[GIVEN TASK] Return the count of lines that hold the string "Extract", with no other words.

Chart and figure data
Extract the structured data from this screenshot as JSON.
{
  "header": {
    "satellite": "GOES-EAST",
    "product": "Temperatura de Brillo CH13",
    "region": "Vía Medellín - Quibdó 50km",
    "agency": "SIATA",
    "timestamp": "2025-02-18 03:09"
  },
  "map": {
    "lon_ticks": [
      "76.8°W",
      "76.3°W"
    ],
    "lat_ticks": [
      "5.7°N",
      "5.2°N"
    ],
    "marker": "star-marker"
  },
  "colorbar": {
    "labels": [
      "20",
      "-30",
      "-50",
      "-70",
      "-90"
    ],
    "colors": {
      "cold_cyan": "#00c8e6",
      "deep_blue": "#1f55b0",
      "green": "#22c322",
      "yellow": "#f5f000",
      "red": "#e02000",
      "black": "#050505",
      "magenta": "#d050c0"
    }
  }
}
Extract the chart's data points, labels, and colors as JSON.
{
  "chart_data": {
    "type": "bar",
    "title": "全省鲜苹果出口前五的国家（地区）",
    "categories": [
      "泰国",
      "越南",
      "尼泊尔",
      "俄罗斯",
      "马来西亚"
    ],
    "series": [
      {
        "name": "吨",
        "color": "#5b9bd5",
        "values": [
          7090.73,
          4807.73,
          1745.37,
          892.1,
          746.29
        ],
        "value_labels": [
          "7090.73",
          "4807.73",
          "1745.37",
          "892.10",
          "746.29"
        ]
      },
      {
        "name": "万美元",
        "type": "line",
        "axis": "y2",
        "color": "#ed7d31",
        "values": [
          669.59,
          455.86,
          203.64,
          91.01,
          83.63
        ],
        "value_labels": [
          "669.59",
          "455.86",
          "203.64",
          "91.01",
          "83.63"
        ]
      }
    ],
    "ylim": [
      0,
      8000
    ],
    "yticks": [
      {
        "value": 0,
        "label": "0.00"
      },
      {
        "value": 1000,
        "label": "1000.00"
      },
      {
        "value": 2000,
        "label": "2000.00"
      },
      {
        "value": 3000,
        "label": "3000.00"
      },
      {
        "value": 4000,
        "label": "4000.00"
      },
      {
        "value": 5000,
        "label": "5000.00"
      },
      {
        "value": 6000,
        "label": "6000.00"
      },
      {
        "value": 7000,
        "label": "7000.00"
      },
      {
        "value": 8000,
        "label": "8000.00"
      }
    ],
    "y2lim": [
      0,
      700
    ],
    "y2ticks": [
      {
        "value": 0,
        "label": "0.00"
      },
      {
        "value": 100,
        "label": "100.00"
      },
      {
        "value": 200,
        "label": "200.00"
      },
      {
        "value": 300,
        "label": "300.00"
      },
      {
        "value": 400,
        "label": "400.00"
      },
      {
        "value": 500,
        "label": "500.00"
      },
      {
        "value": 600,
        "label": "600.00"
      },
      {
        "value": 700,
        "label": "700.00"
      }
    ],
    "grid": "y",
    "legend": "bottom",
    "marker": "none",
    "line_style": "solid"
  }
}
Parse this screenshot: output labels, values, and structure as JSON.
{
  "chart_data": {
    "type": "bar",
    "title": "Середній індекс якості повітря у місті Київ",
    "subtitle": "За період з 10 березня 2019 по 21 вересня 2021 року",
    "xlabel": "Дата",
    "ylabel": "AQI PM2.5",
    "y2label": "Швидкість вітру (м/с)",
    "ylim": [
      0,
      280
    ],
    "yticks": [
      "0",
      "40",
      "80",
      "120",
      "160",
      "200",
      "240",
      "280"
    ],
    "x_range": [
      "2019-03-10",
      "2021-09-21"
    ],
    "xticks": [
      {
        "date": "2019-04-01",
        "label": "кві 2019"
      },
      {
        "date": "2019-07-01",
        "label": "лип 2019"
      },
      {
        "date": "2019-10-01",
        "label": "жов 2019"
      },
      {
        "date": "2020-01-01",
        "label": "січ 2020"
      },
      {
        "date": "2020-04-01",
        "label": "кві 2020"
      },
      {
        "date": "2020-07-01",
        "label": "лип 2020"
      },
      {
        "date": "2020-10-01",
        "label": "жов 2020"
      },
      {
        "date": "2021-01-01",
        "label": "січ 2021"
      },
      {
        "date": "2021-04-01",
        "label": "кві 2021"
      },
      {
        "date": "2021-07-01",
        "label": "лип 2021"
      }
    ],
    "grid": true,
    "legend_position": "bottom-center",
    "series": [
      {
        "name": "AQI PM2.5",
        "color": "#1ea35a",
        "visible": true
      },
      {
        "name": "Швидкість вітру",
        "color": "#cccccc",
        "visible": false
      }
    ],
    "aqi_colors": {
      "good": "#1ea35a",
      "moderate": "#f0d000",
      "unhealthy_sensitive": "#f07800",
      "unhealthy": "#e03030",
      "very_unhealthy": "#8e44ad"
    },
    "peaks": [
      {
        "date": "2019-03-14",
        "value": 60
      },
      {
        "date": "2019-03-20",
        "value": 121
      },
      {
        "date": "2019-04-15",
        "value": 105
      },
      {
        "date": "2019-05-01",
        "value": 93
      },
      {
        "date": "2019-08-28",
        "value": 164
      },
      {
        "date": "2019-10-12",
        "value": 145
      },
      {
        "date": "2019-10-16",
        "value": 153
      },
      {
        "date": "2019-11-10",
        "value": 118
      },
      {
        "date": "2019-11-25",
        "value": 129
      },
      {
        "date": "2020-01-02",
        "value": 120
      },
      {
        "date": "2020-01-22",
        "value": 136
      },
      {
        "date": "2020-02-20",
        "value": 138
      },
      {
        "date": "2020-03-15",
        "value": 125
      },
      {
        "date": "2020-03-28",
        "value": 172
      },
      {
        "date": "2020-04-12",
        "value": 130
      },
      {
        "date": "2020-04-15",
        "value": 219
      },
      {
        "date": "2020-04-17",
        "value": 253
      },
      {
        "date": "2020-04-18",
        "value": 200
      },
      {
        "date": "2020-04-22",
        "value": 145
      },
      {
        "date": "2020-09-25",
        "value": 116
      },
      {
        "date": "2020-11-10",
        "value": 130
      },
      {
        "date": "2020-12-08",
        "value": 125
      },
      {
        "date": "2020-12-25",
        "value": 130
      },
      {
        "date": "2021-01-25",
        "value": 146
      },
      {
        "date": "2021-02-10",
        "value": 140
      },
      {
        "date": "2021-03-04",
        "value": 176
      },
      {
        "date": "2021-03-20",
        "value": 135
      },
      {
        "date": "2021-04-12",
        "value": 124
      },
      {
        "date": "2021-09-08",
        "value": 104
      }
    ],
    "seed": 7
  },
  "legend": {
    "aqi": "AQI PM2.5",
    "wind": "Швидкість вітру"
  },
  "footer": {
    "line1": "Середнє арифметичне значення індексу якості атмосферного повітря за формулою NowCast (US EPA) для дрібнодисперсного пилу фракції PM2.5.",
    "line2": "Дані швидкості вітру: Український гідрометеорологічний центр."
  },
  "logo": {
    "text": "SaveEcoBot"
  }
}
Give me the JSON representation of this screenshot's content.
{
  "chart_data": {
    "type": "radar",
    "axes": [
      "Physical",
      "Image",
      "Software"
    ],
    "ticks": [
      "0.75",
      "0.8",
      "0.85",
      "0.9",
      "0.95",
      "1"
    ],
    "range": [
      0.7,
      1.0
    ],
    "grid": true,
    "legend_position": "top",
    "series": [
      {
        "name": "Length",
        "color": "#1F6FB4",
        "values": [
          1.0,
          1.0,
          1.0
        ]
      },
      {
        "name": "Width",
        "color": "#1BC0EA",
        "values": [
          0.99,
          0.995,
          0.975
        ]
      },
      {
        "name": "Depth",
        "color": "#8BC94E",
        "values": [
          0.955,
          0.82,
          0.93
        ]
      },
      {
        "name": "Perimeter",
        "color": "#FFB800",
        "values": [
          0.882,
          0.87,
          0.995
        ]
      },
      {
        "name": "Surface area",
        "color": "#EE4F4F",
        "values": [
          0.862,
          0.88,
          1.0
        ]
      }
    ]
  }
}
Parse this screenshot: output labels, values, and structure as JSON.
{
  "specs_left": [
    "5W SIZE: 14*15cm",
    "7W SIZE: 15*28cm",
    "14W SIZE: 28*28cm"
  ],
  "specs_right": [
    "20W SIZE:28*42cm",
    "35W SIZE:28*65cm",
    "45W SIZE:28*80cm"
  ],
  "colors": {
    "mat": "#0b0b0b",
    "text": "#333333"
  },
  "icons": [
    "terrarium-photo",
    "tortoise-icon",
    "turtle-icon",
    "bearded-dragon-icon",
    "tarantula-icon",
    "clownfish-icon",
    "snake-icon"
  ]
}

[OUTPUT FOR THIS TASK] 2